_Data_:
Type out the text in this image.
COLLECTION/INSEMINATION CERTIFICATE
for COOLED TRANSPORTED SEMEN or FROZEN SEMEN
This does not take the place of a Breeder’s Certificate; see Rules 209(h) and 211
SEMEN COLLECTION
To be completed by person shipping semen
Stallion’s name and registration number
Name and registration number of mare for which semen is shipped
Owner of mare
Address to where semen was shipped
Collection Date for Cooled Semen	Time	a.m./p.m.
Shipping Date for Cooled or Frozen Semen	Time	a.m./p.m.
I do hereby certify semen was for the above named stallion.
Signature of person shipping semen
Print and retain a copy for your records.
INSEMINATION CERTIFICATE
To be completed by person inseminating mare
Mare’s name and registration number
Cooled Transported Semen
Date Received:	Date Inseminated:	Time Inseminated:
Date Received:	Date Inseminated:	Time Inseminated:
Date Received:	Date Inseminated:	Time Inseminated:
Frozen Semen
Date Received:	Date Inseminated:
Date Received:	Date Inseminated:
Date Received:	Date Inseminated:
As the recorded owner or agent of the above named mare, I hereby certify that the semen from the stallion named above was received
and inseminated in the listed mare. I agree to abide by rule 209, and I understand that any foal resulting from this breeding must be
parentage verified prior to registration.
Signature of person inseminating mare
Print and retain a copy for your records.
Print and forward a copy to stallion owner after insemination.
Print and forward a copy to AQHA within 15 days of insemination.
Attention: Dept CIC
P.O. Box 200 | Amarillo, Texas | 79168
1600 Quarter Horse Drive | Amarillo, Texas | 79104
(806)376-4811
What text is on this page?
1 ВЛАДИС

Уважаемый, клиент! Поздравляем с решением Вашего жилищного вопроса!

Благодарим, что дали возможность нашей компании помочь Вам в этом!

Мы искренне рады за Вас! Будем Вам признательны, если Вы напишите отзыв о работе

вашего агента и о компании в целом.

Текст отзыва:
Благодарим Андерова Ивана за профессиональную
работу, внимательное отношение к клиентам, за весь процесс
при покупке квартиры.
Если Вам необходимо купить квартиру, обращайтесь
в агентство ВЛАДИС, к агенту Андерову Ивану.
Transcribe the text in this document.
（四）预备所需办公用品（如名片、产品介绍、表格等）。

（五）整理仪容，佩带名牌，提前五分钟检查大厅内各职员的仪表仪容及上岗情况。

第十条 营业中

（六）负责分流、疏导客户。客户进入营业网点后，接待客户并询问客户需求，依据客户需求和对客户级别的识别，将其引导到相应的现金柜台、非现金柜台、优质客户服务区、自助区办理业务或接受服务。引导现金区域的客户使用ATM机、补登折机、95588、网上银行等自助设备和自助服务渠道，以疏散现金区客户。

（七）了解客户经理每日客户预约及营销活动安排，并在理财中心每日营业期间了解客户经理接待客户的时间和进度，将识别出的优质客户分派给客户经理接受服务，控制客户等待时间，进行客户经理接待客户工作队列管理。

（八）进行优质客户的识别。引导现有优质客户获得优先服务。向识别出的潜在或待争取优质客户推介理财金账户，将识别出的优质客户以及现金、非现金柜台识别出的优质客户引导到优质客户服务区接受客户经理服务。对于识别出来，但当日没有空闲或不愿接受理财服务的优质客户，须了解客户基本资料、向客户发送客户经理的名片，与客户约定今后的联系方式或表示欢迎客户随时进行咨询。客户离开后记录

_Your objective_:
Copy every line of the records word for word.

_Full solution_:
Type out the text in this image.
COLLECTION/INSEMINATION CERTIFICATE
for COOLED TRANSPORTED SEMEN or FROZEN SEMEN
This does not take the place of a Breeder’s Certificate; see Rules 209(h) and 211
SEMEN COLLECTION
To be completed by person shipping semen
Stallion’s name and registration number
Name and registration number of mare for which semen is shipped
Owner of mare
Address to where semen was shipped
Collection Date for Cooled Semen	Time	a.m./p.m.
Shipping Date for Cooled or Frozen Semen	Time	a.m./p.m.
I do hereby certify semen was for the above named stallion.
Signature of person shipping semen
Print and retain a copy for your records.
INSEMINATION CERTIFICATE
To be completed by person inseminating mare
Mare’s name and registration number
Cooled Transported Semen
Date Received:	Date Inseminated:	Time Inseminated:
Date Received:	Date Inseminated:	Time Inseminated:
Date Received:	Date Inseminated:	Time Inseminated:
Frozen Semen
Date Received:	Date Inseminated:
Date Received:	Date Inseminated:
Date Received:	Date Inseminated:
As the recorded owner or agent of the above named mare, I hereby certify that the semen from the stallion named above was received
and inseminated in the listed mare. I agree to abide by rule 209, and I understand that any foal resulting from this breeding must be
parentage verified prior to registration.
Signature of person inseminating mare
Print and retain a copy for your records.
Print and forward a copy to stallion owner after insemination.
Print and forward a copy to AQHA within 15 days of insemination.
Attention: Dept CIC
P.O. Box 200 | Amarillo, Texas | 79168
1600 Quarter Horse Drive | Amarillo, Texas | 79104
(806)376-4811
What text is on this page?
1 ВЛАДИС

Уважаемый, клиент! Поздравляем с решением Вашего жилищного вопроса!

Благодарим, что дали возможность нашей компании помочь Вам в этом!

Мы искренне рады за Вас! Будем Вам признательны, если Вы напишите отзыв о работе

вашего агента и о компании в целом.

Текст отзыва:
Благодарим Андерова Ивана за профессиональную
работу, внимательное отношение к клиентам, за весь процесс
при покупке квартиры.
Если Вам необходимо купить квартиру, обращайтесь
в агентство ВЛАДИС, к агенту Андерову Ивану.
Transcribe the text in this document.
（四）预备所需办公用品（如名片、产品介绍、表格等）。

（五）整理仪容，佩带名牌，提前五分钟检查大厅内各职员的仪表仪容及上岗情况。

第十条 营业中

（六）负责分流、疏导客户。客户进入营业网点后，接待客户并询问客户需求，依据客户需求和对客户级别的识别，将其引导到相应的现金柜台、非现金柜台、优质客户服务区、自助区办理业务或接受服务。引导现金区域的客户使用ATM机、补登折机、95588、网上银行等自助设备和自助服务渠道，以疏散现金区客户。

（七）了解客户经理每日客户预约及营销活动安排，并在理财中心每日营业期间了解客户经理接待客户的时间和进度，将识别出的优质客户分派给客户经理接受服务，控制客户等待时间，进行客户经理接待客户工作队列管理。

（八）进行优质客户的识别。引导现有优质客户获得优先服务。向识别出的潜在或待争取优质客户推介理财金账户，将识别出的优质客户以及现金、非现金柜台识别出的优质客户引导到优质客户服务区接受客户经理服务。对于识别出来，但当日没有空闲或不愿接受理财服务的优质客户，须了解客户基本资料、向客户发送客户经理的名片，与客户约定今后的联系方式或表示欢迎客户随时进行咨询。客户离开后记录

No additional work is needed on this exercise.